(Items listed in a dataset)
•••••

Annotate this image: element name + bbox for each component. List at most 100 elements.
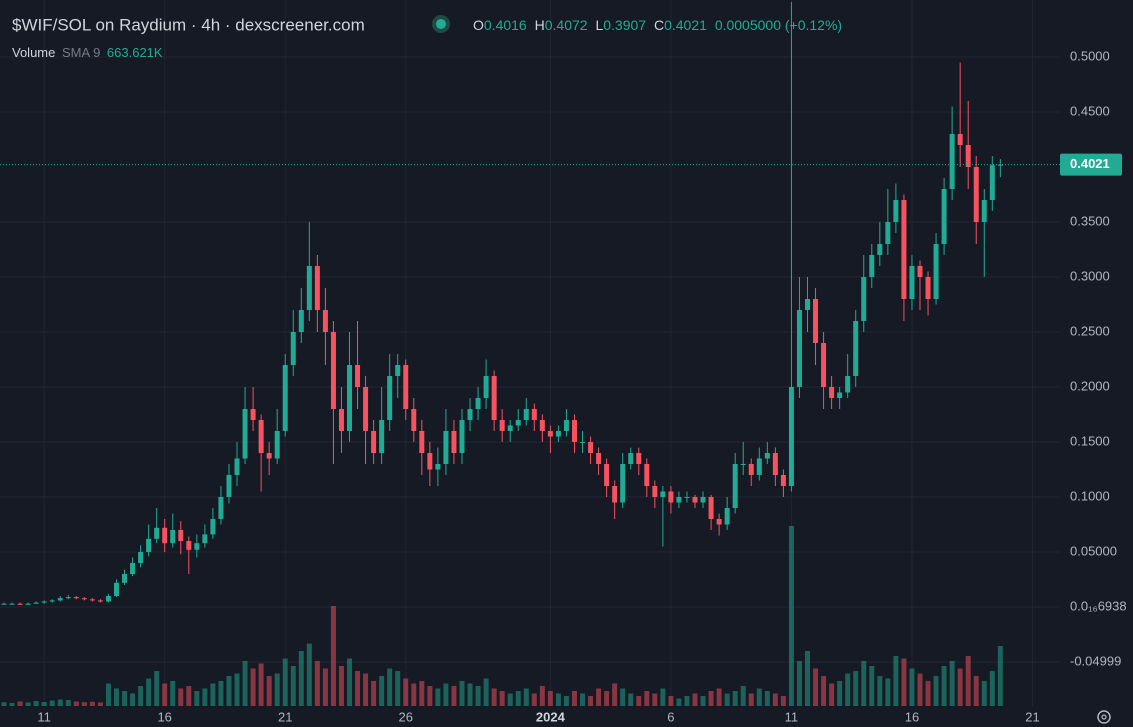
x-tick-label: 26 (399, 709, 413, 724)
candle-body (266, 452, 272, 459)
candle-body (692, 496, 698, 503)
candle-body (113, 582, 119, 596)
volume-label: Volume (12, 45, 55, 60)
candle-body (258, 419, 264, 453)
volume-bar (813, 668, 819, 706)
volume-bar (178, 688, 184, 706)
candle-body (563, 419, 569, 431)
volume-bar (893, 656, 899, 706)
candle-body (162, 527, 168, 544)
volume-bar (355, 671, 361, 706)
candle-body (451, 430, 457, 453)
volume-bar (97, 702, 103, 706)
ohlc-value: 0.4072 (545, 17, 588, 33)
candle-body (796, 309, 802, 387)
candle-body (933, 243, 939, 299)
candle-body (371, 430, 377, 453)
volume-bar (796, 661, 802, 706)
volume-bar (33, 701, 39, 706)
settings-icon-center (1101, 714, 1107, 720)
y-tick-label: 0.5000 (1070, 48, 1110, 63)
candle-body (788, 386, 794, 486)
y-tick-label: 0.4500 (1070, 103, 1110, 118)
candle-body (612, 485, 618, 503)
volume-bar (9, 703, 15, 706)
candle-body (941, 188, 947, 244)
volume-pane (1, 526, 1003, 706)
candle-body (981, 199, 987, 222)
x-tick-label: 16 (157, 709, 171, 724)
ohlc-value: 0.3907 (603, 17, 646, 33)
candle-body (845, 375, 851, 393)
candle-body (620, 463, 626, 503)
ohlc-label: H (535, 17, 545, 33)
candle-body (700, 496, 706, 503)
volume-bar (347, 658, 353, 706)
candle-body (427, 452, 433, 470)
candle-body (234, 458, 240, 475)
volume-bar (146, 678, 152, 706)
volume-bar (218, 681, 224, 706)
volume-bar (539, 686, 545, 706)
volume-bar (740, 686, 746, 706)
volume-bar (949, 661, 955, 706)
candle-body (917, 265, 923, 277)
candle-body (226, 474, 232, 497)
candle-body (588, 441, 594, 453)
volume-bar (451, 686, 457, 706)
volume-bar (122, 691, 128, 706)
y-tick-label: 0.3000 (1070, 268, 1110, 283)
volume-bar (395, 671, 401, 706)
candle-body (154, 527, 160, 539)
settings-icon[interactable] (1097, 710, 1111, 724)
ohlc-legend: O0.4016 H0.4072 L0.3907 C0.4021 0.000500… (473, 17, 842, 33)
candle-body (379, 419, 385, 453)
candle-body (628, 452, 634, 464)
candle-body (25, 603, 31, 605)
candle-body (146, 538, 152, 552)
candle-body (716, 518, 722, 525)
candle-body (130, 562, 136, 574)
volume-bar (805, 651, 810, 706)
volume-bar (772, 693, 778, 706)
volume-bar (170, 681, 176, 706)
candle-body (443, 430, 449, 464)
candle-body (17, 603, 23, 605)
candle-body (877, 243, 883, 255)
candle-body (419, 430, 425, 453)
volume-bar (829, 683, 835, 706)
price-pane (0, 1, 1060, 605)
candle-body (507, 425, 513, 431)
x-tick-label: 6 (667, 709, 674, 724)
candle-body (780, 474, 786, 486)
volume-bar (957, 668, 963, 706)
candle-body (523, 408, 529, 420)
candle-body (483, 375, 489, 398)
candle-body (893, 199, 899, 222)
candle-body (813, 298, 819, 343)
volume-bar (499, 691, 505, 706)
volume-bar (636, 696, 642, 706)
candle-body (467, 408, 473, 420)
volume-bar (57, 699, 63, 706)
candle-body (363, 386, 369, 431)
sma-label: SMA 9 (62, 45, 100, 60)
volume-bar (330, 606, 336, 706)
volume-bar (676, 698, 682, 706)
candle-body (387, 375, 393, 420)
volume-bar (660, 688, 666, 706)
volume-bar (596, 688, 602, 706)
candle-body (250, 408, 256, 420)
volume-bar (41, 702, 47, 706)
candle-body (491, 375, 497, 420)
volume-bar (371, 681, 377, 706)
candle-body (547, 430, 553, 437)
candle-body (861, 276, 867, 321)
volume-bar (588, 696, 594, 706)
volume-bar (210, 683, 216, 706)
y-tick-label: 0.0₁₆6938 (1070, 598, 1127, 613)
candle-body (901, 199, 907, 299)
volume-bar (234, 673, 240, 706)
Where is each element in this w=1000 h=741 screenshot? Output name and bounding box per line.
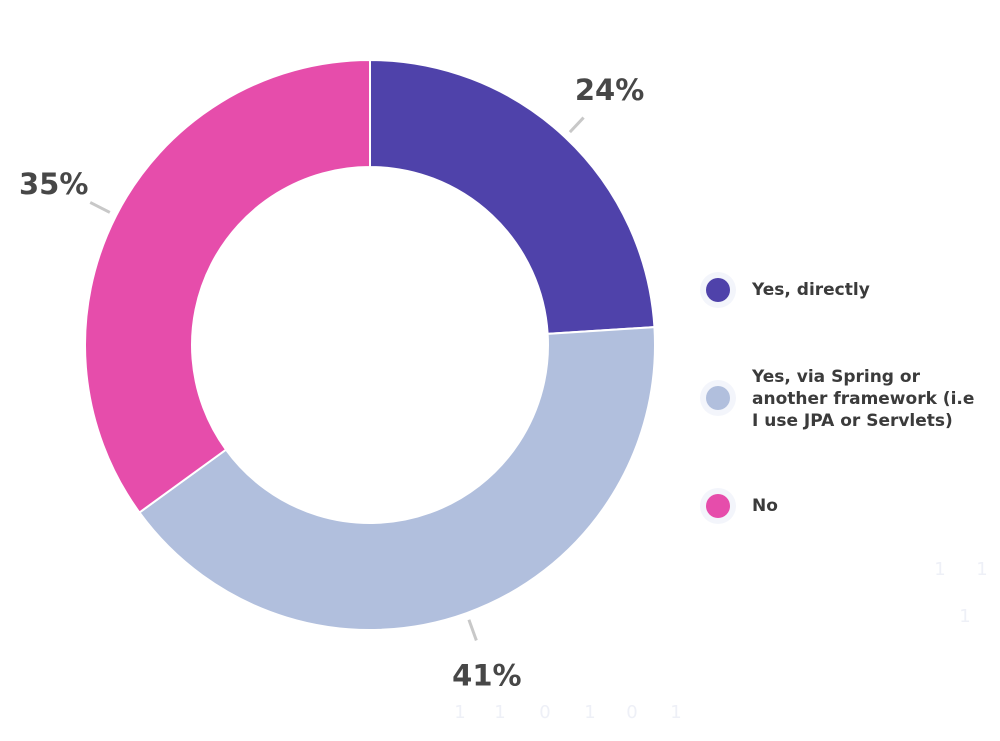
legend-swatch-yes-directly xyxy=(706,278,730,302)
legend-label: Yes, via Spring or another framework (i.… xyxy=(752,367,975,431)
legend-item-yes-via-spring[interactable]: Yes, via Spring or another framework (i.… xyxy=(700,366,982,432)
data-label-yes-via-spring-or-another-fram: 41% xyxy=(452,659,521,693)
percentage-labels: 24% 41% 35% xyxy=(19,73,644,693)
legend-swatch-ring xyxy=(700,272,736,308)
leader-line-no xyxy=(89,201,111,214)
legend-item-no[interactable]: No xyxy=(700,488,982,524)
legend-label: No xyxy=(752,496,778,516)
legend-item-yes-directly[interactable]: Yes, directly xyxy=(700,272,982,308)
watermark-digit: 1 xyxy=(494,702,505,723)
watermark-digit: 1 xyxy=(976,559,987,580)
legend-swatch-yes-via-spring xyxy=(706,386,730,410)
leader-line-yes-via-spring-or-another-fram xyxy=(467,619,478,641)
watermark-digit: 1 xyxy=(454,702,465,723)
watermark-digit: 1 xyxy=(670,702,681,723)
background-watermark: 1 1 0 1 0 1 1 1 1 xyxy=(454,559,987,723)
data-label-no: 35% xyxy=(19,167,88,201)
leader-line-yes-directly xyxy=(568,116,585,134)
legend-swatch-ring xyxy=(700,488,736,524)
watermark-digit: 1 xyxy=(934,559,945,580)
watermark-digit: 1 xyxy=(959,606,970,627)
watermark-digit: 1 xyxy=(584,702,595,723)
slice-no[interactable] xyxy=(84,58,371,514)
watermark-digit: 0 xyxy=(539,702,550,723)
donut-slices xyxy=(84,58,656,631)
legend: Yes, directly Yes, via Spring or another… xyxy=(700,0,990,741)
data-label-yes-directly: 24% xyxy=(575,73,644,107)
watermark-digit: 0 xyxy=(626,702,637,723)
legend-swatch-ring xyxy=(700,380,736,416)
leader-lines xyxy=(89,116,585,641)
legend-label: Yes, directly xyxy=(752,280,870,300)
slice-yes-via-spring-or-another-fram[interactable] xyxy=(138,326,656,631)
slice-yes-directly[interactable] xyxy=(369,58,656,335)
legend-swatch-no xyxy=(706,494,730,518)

•••••

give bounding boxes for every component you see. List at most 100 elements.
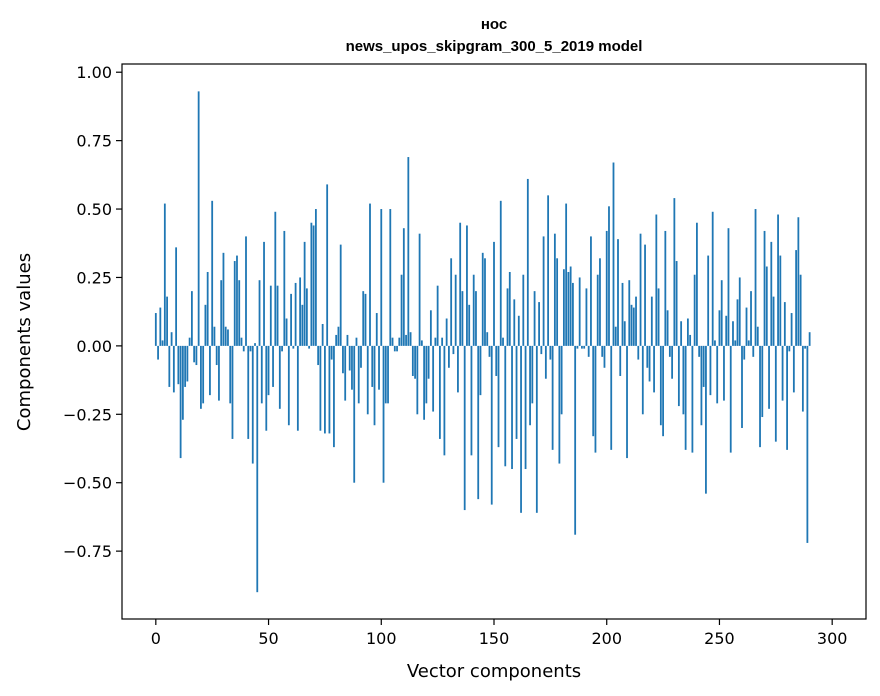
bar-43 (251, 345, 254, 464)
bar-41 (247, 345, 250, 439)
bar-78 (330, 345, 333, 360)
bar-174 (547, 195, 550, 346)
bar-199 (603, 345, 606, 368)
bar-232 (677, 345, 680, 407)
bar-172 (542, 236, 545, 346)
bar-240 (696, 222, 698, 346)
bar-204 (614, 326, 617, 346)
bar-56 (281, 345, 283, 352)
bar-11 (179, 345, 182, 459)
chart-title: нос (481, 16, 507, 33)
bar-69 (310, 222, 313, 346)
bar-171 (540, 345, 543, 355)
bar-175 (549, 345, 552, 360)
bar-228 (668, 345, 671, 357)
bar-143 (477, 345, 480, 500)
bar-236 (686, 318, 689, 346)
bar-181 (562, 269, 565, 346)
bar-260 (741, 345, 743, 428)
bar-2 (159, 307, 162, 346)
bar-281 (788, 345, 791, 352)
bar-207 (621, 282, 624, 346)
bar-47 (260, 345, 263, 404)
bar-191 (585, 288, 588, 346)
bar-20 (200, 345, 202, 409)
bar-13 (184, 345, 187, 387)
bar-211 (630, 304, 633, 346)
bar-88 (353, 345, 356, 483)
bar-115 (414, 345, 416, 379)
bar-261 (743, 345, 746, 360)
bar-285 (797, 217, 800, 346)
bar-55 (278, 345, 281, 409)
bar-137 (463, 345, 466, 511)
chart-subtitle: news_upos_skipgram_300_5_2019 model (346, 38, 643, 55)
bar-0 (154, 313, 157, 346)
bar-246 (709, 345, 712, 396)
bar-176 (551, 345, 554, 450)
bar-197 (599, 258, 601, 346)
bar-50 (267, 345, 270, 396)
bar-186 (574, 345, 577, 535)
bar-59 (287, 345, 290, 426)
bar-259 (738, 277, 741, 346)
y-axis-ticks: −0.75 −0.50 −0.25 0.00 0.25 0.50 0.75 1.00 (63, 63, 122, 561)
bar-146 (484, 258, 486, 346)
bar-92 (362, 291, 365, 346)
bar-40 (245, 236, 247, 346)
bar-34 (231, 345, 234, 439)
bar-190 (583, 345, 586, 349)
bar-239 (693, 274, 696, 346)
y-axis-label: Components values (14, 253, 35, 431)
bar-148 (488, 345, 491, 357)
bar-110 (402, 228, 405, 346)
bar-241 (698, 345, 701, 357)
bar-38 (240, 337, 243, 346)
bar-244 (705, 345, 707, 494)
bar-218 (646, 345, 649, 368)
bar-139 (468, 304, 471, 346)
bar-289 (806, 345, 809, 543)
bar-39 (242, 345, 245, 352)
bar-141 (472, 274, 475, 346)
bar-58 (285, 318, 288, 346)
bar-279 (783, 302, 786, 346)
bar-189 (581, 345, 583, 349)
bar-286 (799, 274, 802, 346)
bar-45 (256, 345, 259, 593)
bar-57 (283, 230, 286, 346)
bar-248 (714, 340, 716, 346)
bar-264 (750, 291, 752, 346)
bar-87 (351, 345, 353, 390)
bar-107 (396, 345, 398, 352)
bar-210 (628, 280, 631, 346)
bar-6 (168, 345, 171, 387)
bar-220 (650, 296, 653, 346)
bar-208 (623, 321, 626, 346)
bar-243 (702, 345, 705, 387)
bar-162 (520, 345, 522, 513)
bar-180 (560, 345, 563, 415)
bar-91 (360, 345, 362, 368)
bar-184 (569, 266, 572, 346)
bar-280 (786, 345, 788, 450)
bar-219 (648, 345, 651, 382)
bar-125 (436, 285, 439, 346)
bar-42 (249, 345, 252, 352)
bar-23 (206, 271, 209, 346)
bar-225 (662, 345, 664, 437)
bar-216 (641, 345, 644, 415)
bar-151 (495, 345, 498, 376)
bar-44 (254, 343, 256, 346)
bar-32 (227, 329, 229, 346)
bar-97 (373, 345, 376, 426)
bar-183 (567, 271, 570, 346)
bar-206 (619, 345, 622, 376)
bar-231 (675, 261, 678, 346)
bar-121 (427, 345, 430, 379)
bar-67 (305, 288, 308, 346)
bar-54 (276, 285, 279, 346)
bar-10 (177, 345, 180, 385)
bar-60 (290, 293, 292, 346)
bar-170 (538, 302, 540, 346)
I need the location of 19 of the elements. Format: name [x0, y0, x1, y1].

•••••

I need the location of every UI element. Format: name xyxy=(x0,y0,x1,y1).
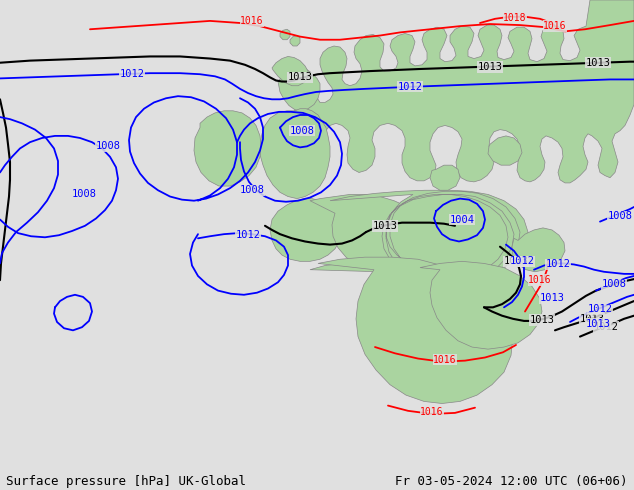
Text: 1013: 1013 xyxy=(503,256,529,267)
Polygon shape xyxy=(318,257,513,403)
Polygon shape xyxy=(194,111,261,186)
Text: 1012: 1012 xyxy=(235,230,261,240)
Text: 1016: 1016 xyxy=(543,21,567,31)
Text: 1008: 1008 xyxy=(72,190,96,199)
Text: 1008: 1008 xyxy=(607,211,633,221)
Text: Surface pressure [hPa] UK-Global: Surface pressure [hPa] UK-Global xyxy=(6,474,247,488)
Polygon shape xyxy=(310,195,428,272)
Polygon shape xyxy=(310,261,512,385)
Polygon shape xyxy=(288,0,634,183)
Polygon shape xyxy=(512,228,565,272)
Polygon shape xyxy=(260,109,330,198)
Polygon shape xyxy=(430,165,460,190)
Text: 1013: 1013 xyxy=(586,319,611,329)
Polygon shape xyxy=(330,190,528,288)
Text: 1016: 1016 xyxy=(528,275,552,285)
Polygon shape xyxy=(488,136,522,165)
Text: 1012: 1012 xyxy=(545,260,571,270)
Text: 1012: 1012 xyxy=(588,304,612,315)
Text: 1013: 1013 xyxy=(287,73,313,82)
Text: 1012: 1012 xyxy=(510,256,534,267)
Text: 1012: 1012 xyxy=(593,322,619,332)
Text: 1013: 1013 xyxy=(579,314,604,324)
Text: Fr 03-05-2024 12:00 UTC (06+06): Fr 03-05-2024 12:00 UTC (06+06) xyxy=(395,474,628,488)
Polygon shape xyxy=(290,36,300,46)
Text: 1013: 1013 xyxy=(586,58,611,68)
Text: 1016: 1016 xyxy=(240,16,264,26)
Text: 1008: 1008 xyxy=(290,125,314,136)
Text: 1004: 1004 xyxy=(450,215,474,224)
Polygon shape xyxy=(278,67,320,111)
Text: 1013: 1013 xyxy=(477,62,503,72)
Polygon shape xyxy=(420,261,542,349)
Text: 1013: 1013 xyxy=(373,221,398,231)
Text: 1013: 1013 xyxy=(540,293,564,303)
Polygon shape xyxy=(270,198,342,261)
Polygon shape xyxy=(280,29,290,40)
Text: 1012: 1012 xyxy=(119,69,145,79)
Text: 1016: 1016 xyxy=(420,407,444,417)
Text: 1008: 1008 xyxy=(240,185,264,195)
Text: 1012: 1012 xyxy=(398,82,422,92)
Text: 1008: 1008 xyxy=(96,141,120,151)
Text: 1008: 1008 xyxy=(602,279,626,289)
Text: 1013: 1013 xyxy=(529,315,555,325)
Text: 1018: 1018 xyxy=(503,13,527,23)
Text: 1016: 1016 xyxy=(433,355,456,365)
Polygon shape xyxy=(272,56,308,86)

•••••

# INSTRUCTIONS FOR THE TASK
Convert the part that opens with the line containing "legend-swatch-yes-directly xyxy=(706,278,730,302)" and closes with the line containing "background-watermark: 1 1" into a Markdown table with the columns No. and Line, numbering the rows and leaving out any blank lines.

# RESPONSE FOR THIS EXERCISE
| No. | Line |
|---|---|
| 1 | legend-swatch-yes-directly xyxy=(706,278,730,302) |
| 2 | legend-label: Yes, via Spring or another framework (i.… xyxy=(752,367,975,431) |
| 3 | legend-item-yes-via-spring[interactable]: Yes, via Spring or another framework (i.… xyxy=(700,366,982,432) |
| 4 | data-label-yes-via-spring-or-another-fram: 41% xyxy=(452,659,521,693) |
| 5 | percentage-labels: 24% 41% 35% xyxy=(19,73,644,693) |
| 6 | legend-swatch-ring xyxy=(700,272,736,308) |
| 7 | leader-line-no xyxy=(89,201,111,214) |
| 8 | legend-item-no[interactable]: No xyxy=(700,488,982,524) |
| 9 | legend-label: No xyxy=(752,496,778,516) |
| 10 | legend-item-yes-directly[interactable]: Yes, directly xyxy=(700,272,982,308) |
| 11 | watermark-digit: 1 xyxy=(494,702,505,723) |
| 12 | watermark-digit: 1 xyxy=(976,559,987,580) |
| 13 | legend-swatch-yes-via-spring xyxy=(706,386,730,410) |
| 14 | leader-line-yes-via-spring-or-another-fram xyxy=(467,619,478,641) |
| 15 | watermark-digit: 1 xyxy=(454,702,465,723) |
| 16 | watermark-digit: 1 xyxy=(670,702,681,723) |
| 17 | background-watermark: 1 1 0 1 0 1 1 1 1 xyxy=(454,559,987,723) |